## begin

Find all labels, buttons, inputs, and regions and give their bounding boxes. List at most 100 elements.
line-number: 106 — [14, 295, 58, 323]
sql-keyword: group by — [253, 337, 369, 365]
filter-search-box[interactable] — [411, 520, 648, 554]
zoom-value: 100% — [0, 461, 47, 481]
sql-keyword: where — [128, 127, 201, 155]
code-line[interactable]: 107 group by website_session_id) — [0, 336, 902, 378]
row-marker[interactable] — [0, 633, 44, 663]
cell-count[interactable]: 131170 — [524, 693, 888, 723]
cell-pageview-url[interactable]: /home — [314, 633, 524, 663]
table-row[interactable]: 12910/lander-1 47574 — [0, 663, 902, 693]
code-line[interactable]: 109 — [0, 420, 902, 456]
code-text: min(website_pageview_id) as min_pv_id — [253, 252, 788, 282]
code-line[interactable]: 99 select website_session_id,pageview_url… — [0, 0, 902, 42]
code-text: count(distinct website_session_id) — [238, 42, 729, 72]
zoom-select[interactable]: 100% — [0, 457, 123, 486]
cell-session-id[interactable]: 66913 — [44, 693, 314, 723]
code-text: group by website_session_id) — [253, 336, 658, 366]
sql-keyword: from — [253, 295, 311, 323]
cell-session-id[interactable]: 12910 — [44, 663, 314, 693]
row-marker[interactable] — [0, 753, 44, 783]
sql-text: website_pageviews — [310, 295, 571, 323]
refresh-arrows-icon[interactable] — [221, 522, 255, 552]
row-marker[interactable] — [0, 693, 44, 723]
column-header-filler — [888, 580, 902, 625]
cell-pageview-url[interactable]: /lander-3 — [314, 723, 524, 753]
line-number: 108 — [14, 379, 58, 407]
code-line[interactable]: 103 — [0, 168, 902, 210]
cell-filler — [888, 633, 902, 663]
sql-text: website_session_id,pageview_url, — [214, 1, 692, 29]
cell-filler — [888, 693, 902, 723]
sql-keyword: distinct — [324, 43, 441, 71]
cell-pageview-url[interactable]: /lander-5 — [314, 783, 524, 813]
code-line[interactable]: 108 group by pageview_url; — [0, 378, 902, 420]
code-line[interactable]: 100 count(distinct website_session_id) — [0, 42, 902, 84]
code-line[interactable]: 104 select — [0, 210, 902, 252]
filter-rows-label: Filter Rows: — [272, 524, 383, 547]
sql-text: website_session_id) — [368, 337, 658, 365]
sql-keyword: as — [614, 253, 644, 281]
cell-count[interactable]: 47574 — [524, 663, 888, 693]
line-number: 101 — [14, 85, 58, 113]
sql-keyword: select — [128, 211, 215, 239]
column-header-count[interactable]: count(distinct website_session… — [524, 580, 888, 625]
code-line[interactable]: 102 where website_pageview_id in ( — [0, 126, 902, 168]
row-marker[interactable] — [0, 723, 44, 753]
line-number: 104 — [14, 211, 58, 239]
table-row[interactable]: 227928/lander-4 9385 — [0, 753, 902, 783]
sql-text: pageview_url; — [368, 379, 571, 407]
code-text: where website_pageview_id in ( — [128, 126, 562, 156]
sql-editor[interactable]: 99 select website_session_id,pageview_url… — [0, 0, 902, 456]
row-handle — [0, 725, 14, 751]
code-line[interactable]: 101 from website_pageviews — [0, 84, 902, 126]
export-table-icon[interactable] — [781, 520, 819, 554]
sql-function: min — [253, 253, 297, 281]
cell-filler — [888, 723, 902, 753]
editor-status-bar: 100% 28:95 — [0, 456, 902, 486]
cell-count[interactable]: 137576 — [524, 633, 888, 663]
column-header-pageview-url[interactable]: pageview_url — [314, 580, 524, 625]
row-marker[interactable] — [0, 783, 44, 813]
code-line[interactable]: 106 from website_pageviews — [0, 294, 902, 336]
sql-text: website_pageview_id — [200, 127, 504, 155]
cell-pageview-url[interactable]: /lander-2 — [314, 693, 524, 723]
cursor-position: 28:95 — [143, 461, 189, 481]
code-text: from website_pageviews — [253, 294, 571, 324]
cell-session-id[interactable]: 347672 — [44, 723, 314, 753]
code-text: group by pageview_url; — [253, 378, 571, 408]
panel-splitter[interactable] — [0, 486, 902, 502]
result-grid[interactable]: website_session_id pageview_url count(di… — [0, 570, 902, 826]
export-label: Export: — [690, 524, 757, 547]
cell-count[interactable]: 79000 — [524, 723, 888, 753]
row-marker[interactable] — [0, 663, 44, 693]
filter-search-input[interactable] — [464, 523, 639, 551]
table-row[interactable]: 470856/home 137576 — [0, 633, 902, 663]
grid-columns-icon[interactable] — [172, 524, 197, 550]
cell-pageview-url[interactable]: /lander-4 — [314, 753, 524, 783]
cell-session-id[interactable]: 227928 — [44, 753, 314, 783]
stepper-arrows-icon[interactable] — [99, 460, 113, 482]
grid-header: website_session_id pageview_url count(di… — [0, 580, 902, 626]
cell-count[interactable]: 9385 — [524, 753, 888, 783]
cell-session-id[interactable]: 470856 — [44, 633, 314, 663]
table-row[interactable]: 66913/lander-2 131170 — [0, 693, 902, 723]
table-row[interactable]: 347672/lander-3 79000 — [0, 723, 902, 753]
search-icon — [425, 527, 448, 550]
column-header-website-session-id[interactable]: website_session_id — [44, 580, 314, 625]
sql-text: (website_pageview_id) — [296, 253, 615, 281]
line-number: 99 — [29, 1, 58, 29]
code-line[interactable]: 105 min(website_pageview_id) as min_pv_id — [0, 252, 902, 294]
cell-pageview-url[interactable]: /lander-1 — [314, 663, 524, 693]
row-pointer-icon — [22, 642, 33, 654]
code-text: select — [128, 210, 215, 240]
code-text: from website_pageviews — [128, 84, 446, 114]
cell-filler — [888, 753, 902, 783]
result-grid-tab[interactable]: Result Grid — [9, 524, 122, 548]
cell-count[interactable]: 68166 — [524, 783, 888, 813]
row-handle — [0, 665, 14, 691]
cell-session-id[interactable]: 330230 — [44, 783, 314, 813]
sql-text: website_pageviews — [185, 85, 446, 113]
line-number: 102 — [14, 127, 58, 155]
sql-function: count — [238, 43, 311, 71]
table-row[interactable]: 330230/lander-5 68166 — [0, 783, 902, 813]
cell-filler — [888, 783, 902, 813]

## end

Render all the rows above as a Markdown table with two columns, "Number" for each row's number and "Line" for its text, and omit any blank lines.

| Number | Line |
|---|---|
| 1 | Find all labels, buttons, inputs, and regions and give their bounding boxes. List at most 100 elements. |
| 2 | line-number: 106 — [14, 295, 58, 323] |
| 3 | sql-keyword: group by — [253, 337, 369, 365] |
| 4 | filter-search-box[interactable] — [411, 520, 648, 554] |
| 5 | zoom-value: 100% — [0, 461, 47, 481] |
| 6 | sql-keyword: where — [128, 127, 201, 155] |
| 7 | code-line[interactable]: 107 group by website_session_id) — [0, 336, 902, 378] |
| 8 | row-marker[interactable] — [0, 633, 44, 663] |
| 9 | cell-count[interactable]: 131170 — [524, 693, 888, 723] |
| 10 | cell-pageview-url[interactable]: /home — [314, 633, 524, 663] |
| 11 | table-row[interactable]: 12910/lander-1 47574 — [0, 663, 902, 693] |
| 12 | code-line[interactable]: 109 — [0, 420, 902, 456] |
| 13 | code-text: min(website_pageview_id) as min_pv_id — [253, 252, 788, 282] |
| 14 | code-line[interactable]: 99 select website_session_id,pageview_url… — [0, 0, 902, 42] |
| 15 | code-text: count(distinct website_session_id) — [238, 42, 729, 72] |
| 16 | zoom-select[interactable]: 100% — [0, 457, 123, 486] |
| 17 | cell-session-id[interactable]: 66913 — [44, 693, 314, 723] |
| 18 | code-text: group by website_session_id) — [253, 336, 658, 366] |
| 19 | sql-keyword: from — [253, 295, 311, 323] |
| 20 | cell-session-id[interactable]: 12910 — [44, 663, 314, 693] |
| 21 | row-marker[interactable] — [0, 753, 44, 783] |
| 22 | sql-text: website_pageviews — [310, 295, 571, 323] |
| 23 | refresh-arrows-icon[interactable] — [221, 522, 255, 552] |
| 24 | row-marker[interactable] — [0, 693, 44, 723] |
| 25 | column-header-filler — [888, 580, 902, 625] |
| 26 | cell-pageview-url[interactable]: /lander-3 — [314, 723, 524, 753] |
| 27 | line-number: 108 — [14, 379, 58, 407] |
| 28 | code-line[interactable]: 103 — [0, 168, 902, 210] |
| 29 | cell-filler — [888, 633, 902, 663] |
| 30 | sql-text: website_session_id,pageview_url, — [214, 1, 692, 29] |
| 31 | cell-filler — [888, 693, 902, 723] |
| 32 | sql-keyword: distinct — [324, 43, 441, 71] |
| 33 | cell-pageview-url[interactable]: /lander-5 — [314, 783, 524, 813] |
| 34 | code-line[interactable]: 108 group by pageview_url; — [0, 378, 902, 420] |
| 35 | code-line[interactable]: 100 count(distinct website_session_id) — [0, 42, 902, 84] |
| 36 | code-line[interactable]: 104 select — [0, 210, 902, 252] |
| 37 | filter-rows-label: Filter Rows: — [272, 524, 383, 547] |
| 38 | sql-text: website_session_id) — [368, 337, 658, 365] |
| 39 | sql-keyword: as — [614, 253, 644, 281] |
| 40 | cell-count[interactable]: 47574 — [524, 663, 888, 693] |
| 41 | line-number: 101 — [14, 85, 58, 113] |
| 42 | sql-keyword: select — [128, 211, 215, 239] |
| 43 | column-header-count[interactable]: count(distinct website_session… — [524, 580, 888, 625] |
| 44 | code-line[interactable]: 102 where website_pageview_id in ( — [0, 126, 902, 168] |
| 45 | row-marker[interactable] — [0, 723, 44, 753] |
| 46 | line-number: 104 — [14, 211, 58, 239] |
| 47 | table-row[interactable]: 227928/lander-4 9385 — [0, 753, 902, 783] |
| 48 | sql-text: pageview_url; — [368, 379, 571, 407] |
| 49 | code-text: where website_pageview_id in ( — [128, 126, 562, 156] |
| 50 | sql-editor[interactable]: 99 select website_session_id,pageview_url… — [0, 0, 902, 456] |
| 51 | row-handle — [0, 725, 14, 751] |
| 52 | code-line[interactable]: 101 from website_pageviews — [0, 84, 902, 126] |
| 53 | export-table-icon[interactable] — [781, 520, 819, 554] |
| 54 | sql-function: min — [253, 253, 297, 281] |
| 55 | cell-filler — [888, 723, 902, 753] |
| 56 | editor-status-bar: 100% 28:95 — [0, 456, 902, 486] |
| 57 | cell-count[interactable]: 137576 — [524, 633, 888, 663] |
| 58 | column-header-pageview-url[interactable]: pageview_url — [314, 580, 524, 625] |
| 59 | row-marker[interactable] — [0, 783, 44, 813] |
| 60 | code-line[interactable]: 106 from website_pageviews — [0, 294, 902, 336] |
| 61 | sql-text: website_pageview_id — [200, 127, 504, 155] |
| 62 | cell-pageview-url[interactable]: /lander-2 — [314, 693, 524, 723] |
| 63 | cursor-position: 28:95 — [143, 461, 189, 481] |
| 64 | code-text: from website_pageviews — [253, 294, 571, 324] |
| 65 | cell-session-id[interactable]: 347672 — [44, 723, 314, 753] |
| 66 | code-text: group by pageview_url; — [253, 378, 571, 408] |
| 67 | panel-splitter[interactable] — [0, 486, 902, 502] |
| 68 | result-grid[interactable]: website_session_id pageview_url count(di… — [0, 570, 902, 826] |
| 69 | export-label: Export: — [690, 524, 757, 547] |
| 70 | cell-count[interactable]: 79000 — [524, 723, 888, 753] |
| 71 | row-marker[interactable] — [0, 663, 44, 693] |
| 72 | filter-search-input[interactable] — [464, 523, 639, 551] |
| 73 | table-row[interactable]: 470856/home 137576 — [0, 633, 902, 663] |
| 74 | grid-columns-icon[interactable] — [172, 524, 197, 550] |
| 75 | cell-pageview-url[interactable]: /lander-4 — [314, 753, 524, 783] |
| 76 | cell-session-id[interactable]: 227928 — [44, 753, 314, 783] |
| 77 | stepper-arrows-icon[interactable] — [99, 460, 113, 482] |
| 78 | grid-header: website_session_id pageview_url count(di… — [0, 580, 902, 626] |
| 79 | cell-count[interactable]: 9385 — [524, 753, 888, 783] |
| 80 | cell-session-id[interactable]: 470856 — [44, 633, 314, 663] |
| 81 | table-row[interactable]: 66913/lander-2 131170 — [0, 693, 902, 723] |
| 82 | table-row[interactable]: 347672/lander-3 79000 — [0, 723, 902, 753] |
| 83 | search-icon — [425, 527, 448, 550] |
| 84 | column-header-website-session-id[interactable]: website_session_id — [44, 580, 314, 625] |
| 85 | sql-text: (website_pageview_id) — [296, 253, 615, 281] |
| 86 | line-number: 99 — [29, 1, 58, 29] |
| 87 | code-line[interactable]: 105 min(website_pageview_id) as min_pv_id — [0, 252, 902, 294] |
| 88 | cell-pageview-url[interactable]: /lander-1 — [314, 663, 524, 693] |
| 89 | row-pointer-icon — [22, 642, 33, 654] |
| 90 | code-text: select — [128, 210, 215, 240] |
| 91 | code-text: from website_pageviews — [128, 84, 446, 114] |
| 92 | cell-filler — [888, 753, 902, 783] |
| 93 | result-grid-tab[interactable]: Result Grid — [9, 524, 122, 548] |
| 94 | cell-count[interactable]: 68166 — [524, 783, 888, 813] |
| 95 | row-handle — [0, 665, 14, 691] |
| 96 | cell-session-id[interactable]: 330230 — [44, 783, 314, 813] |
| 97 | sql-text: website_pageviews — [185, 85, 446, 113] |
| 98 | line-number: 102 — [14, 127, 58, 155] |
| 99 | sql-function: count — [238, 43, 311, 71] |
| 100 | table-row[interactable]: 330230/lander-5 68166 — [0, 783, 902, 813] |
| 101 | cell-filler — [888, 783, 902, 813] |